- _The data_:
Start
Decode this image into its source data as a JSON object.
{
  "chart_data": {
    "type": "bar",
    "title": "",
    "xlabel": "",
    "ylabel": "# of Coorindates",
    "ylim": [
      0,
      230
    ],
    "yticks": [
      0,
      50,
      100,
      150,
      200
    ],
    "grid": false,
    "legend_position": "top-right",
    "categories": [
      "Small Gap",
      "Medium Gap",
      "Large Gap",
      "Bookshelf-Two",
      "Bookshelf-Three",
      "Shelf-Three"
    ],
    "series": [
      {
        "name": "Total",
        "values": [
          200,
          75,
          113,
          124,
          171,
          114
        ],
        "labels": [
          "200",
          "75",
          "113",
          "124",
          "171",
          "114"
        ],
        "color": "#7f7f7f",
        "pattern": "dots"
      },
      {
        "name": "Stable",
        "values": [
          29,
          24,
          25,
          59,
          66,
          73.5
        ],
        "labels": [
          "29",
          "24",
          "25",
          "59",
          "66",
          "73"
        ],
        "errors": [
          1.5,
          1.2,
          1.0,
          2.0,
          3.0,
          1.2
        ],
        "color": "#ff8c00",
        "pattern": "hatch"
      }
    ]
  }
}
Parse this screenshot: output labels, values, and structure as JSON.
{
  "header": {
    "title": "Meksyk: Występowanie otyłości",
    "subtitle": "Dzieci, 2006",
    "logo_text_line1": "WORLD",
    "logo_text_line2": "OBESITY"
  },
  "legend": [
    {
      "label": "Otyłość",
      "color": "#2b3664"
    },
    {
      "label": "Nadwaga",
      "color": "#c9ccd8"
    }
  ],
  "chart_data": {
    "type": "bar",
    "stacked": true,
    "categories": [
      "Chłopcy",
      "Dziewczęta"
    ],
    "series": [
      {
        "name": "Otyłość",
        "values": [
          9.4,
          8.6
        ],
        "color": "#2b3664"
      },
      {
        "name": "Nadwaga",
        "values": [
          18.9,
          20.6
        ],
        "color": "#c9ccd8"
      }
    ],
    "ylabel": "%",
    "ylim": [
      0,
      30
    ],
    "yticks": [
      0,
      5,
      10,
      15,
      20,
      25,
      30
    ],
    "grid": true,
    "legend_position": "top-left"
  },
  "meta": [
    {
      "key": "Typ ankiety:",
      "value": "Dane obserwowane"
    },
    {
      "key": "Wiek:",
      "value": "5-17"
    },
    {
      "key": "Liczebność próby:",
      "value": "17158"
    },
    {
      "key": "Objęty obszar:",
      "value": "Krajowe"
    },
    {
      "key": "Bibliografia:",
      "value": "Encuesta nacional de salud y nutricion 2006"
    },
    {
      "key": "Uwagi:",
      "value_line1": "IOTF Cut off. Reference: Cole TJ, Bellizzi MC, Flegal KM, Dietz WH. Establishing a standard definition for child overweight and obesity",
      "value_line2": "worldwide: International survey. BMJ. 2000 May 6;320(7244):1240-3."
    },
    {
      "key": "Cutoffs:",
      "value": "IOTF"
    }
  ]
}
End
- _Given exercise_: Write out every entry above, word for word.

- _Solution to this exercise_:
Decode this image into its source data as a JSON object.
{
  "chart_data": {
    "type": "bar",
    "title": "",
    "xlabel": "",
    "ylabel": "# of Coorindates",
    "ylim": [
      0,
      230
    ],
    "yticks": [
      0,
      50,
      100,
      150,
      200
    ],
    "grid": false,
    "legend_position": "top-right",
    "categories": [
      "Small Gap",
      "Medium Gap",
      "Large Gap",
      "Bookshelf-Two",
      "Bookshelf-Three",
      "Shelf-Three"
    ],
    "series": [
      {
        "name": "Total",
        "values": [
          200,
          75,
          113,
          124,
          171,
          114
        ],
        "labels": [
          "200",
          "75",
          "113",
          "124",
          "171",
          "114"
        ],
        "color": "#7f7f7f",
        "pattern": "dots"
      },
      {
        "name": "Stable",
        "values": [
          29,
          24,
          25,
          59,
          66,
          73.5
        ],
        "labels": [
          "29",
          "24",
          "25",
          "59",
          "66",
          "73"
        ],
        "errors": [
          1.5,
          1.2,
          1.0,
          2.0,
          3.0,
          1.2
        ],
        "color": "#ff8c00",
        "pattern": "hatch"
      }
    ]
  }
}
Parse this screenshot: output labels, values, and structure as JSON.
{
  "header": {
    "title": "Meksyk: Występowanie otyłości",
    "subtitle": "Dzieci, 2006",
    "logo_text_line1": "WORLD",
    "logo_text_line2": "OBESITY"
  },
  "legend": [
    {
      "label": "Otyłość",
      "color": "#2b3664"
    },
    {
      "label": "Nadwaga",
      "color": "#c9ccd8"
    }
  ],
  "chart_data": {
    "type": "bar",
    "stacked": true,
    "categories": [
      "Chłopcy",
      "Dziewczęta"
    ],
    "series": [
      {
        "name": "Otyłość",
        "values": [
          9.4,
          8.6
        ],
        "color": "#2b3664"
      },
      {
        "name": "Nadwaga",
        "values": [
          18.9,
          20.6
        ],
        "color": "#c9ccd8"
      }
    ],
    "ylabel": "%",
    "ylim": [
      0,
      30
    ],
    "yticks": [
      0,
      5,
      10,
      15,
      20,
      25,
      30
    ],
    "grid": true,
    "legend_position": "top-left"
  },
  "meta": [
    {
      "key": "Typ ankiety:",
      "value": "Dane obserwowane"
    },
    {
      "key": "Wiek:",
      "value": "5-17"
    },
    {
      "key": "Liczebność próby:",
      "value": "17158"
    },
    {
      "key": "Objęty obszar:",
      "value": "Krajowe"
    },
    {
      "key": "Bibliografia:",
      "value": "Encuesta nacional de salud y nutricion 2006"
    },
    {
      "key": "Uwagi:",
      "value_line1": "IOTF Cut off. Reference: Cole TJ, Bellizzi MC, Flegal KM, Dietz WH. Establishing a standard definition for child overweight and obesity",
      "value_line2": "worldwide: International survey. BMJ. 2000 May 6;320(7244):1240-3."
    },
    {
      "key": "Cutoffs:",
      "value": "IOTF"
    }
  ]
}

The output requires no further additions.